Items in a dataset
((

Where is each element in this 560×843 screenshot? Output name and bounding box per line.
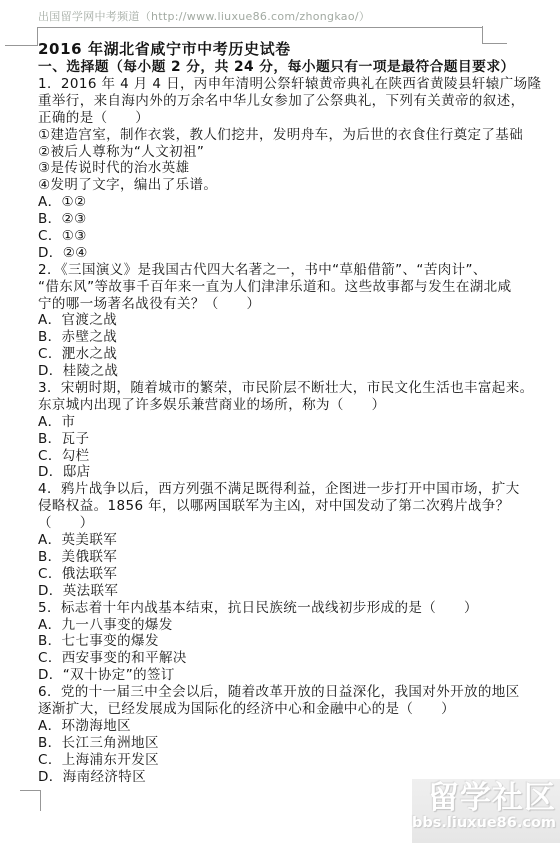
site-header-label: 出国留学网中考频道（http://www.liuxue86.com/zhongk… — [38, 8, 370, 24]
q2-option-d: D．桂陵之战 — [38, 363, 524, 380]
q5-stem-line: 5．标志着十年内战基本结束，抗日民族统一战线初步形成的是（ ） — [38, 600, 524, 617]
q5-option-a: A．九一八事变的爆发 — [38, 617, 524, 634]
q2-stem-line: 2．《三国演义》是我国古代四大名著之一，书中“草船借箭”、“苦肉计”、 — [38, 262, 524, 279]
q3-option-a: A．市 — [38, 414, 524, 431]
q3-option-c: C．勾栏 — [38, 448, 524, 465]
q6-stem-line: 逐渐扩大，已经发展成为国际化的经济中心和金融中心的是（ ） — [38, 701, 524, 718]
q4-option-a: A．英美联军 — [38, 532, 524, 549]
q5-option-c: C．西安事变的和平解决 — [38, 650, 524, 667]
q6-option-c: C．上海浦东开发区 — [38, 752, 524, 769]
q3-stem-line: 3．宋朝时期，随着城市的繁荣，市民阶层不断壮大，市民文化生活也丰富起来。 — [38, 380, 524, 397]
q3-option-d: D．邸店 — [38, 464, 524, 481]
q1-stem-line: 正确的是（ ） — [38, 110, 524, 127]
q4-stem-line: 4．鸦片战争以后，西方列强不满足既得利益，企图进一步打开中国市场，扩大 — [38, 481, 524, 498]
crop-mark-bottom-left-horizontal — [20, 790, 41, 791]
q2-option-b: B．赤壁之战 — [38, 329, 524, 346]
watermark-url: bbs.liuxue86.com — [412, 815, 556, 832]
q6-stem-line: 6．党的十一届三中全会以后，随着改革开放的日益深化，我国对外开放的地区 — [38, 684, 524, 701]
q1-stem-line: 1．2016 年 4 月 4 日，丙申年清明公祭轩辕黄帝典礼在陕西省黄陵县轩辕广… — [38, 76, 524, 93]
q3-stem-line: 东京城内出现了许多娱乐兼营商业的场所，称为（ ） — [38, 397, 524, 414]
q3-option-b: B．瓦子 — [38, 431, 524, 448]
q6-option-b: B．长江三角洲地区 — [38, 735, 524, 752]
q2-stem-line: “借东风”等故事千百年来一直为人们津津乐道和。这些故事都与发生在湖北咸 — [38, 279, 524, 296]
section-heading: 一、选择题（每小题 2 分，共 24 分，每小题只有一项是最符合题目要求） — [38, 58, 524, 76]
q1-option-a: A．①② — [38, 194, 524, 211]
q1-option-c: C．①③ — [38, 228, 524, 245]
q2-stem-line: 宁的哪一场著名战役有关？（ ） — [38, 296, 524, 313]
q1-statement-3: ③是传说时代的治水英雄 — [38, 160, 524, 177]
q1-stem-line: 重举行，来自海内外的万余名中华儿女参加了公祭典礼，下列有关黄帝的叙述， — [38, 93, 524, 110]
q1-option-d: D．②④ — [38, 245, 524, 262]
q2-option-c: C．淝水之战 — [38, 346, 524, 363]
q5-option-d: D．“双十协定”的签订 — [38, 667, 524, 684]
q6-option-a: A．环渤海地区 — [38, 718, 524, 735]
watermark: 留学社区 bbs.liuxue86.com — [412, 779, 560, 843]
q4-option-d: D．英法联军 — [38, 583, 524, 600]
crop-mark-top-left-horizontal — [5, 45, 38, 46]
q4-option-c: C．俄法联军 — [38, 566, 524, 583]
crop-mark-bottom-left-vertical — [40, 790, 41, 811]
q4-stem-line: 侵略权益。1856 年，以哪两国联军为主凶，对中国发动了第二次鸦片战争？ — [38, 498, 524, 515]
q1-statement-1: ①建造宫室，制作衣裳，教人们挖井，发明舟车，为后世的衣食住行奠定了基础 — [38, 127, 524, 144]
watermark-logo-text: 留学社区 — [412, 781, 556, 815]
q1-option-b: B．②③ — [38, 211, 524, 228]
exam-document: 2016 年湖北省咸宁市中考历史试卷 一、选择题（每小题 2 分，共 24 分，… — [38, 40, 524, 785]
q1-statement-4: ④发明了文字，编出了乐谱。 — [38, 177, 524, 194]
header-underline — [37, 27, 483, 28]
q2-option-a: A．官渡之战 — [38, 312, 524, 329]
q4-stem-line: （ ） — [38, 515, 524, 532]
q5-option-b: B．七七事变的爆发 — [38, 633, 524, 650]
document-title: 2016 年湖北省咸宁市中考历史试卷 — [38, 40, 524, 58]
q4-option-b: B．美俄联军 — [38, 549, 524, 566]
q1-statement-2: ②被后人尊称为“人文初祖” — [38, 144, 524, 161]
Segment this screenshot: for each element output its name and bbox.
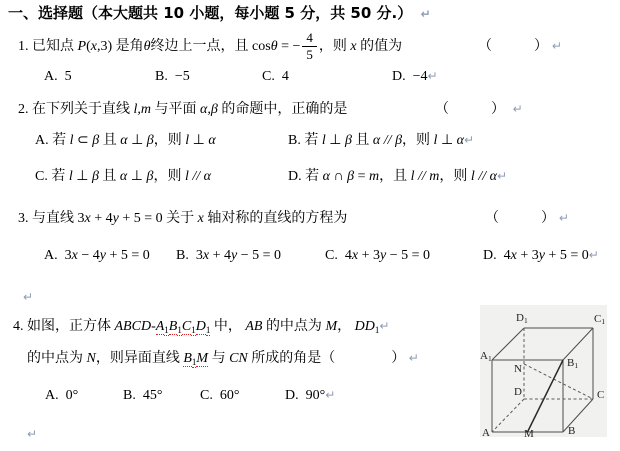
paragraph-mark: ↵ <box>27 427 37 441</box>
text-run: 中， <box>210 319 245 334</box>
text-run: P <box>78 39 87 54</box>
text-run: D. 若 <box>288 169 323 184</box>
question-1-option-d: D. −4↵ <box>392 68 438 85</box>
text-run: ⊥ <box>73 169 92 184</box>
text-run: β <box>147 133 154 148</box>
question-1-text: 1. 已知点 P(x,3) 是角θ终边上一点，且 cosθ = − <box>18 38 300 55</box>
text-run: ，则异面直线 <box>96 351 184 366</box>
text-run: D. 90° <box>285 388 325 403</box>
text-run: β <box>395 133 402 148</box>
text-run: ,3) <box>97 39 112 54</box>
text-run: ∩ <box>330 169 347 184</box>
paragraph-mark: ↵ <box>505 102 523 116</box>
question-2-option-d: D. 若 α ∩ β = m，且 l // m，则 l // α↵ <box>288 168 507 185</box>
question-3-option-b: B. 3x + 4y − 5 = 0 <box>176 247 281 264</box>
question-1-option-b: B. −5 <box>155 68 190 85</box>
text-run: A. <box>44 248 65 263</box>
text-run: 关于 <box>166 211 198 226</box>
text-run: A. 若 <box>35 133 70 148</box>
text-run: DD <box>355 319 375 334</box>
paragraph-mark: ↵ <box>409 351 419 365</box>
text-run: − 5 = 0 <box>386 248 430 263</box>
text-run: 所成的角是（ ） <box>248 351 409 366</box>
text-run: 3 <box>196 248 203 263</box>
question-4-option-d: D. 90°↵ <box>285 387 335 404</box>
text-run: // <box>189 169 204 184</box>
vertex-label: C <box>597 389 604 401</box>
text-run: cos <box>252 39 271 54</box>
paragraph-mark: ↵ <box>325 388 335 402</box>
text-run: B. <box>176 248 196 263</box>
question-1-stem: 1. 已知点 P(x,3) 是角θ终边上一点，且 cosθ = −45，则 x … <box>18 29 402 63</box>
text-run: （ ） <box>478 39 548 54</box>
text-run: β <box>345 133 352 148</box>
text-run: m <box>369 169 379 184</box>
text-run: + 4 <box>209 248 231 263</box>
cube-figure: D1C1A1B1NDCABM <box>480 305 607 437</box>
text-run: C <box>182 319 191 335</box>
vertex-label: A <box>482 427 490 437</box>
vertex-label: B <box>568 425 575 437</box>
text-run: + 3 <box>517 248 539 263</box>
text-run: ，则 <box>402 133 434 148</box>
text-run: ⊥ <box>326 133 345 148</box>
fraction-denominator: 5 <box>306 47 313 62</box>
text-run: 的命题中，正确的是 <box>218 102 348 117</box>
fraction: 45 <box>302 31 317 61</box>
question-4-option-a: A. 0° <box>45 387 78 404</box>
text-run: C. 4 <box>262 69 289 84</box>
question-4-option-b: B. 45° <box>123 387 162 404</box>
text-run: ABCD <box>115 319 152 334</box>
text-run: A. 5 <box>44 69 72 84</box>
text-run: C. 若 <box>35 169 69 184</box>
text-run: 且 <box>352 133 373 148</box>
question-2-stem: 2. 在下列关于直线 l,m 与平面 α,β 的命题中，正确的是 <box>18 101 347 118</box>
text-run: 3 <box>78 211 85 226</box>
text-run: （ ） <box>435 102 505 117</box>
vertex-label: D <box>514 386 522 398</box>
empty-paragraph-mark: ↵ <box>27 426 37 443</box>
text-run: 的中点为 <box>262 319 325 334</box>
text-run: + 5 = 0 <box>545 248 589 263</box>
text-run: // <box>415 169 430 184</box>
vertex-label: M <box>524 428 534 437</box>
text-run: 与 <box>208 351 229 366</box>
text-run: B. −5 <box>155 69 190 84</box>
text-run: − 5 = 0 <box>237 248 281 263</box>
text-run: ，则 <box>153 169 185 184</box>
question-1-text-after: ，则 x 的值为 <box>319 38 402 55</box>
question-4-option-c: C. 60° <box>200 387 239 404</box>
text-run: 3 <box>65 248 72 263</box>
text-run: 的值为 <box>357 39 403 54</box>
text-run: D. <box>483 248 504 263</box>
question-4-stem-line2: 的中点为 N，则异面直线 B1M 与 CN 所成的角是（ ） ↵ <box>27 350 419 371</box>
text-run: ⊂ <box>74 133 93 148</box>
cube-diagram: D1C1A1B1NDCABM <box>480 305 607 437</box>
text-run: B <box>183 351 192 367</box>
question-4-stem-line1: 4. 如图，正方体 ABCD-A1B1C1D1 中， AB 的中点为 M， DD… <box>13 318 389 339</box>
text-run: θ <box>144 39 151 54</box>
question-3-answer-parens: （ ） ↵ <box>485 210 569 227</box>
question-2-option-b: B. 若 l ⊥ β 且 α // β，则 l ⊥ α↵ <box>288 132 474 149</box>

))

> WRITTEN REQUEST: Copy out the lines of the material from the one containing "paragraph-mark: ↵ <box>27 427 37 441</box>" through the one containing "vertex-label: C <box>597 389 604 401</box>", with both of those lines included.

> ANSWER FOR THIS EXERCISE:
paragraph-mark: ↵ <box>27 427 37 441</box>
text-run: 中， <box>210 319 245 334</box>
text-run: P <box>78 39 87 54</box>
text-run: D. 若 <box>288 169 323 184</box>
question-1-option-d: D. −4↵ <box>392 68 438 85</box>
text-run: ⊥ <box>73 169 92 184</box>
text-run: β <box>147 133 154 148</box>
question-1-text: 1. 已知点 P(x,3) 是角θ终边上一点，且 cosθ = − <box>18 38 300 55</box>
text-run: ，则异面直线 <box>96 351 184 366</box>
text-run: D. 90° <box>285 388 325 403</box>
text-run: β <box>395 133 402 148</box>
text-run: ,3) <box>97 39 112 54</box>
text-run: ∩ <box>330 169 347 184</box>
paragraph-mark: ↵ <box>505 102 523 116</box>
question-2-option-d: D. 若 α ∩ β = m，且 l // m，则 l // α↵ <box>288 168 507 185</box>
question-3-option-b: B. 3x + 4y − 5 = 0 <box>176 247 281 264</box>
question-1-option-b: B. −5 <box>155 68 190 85</box>
text-run: A. <box>44 248 65 263</box>
text-run: 关于 <box>166 211 198 226</box>
text-run: A. 若 <box>35 133 70 148</box>
text-run: DD <box>355 319 375 334</box>
paragraph-mark: ↵ <box>409 351 419 365</box>
text-run: − 5 = 0 <box>386 248 430 263</box>
text-run: 所成的角是（ ） <box>248 351 409 366</box>
text-run: 3 <box>196 248 203 263</box>
question-4-option-d: D. 90°↵ <box>285 387 335 404</box>
text-run: // <box>189 169 204 184</box>
vertex-label: C <box>597 389 604 401</box>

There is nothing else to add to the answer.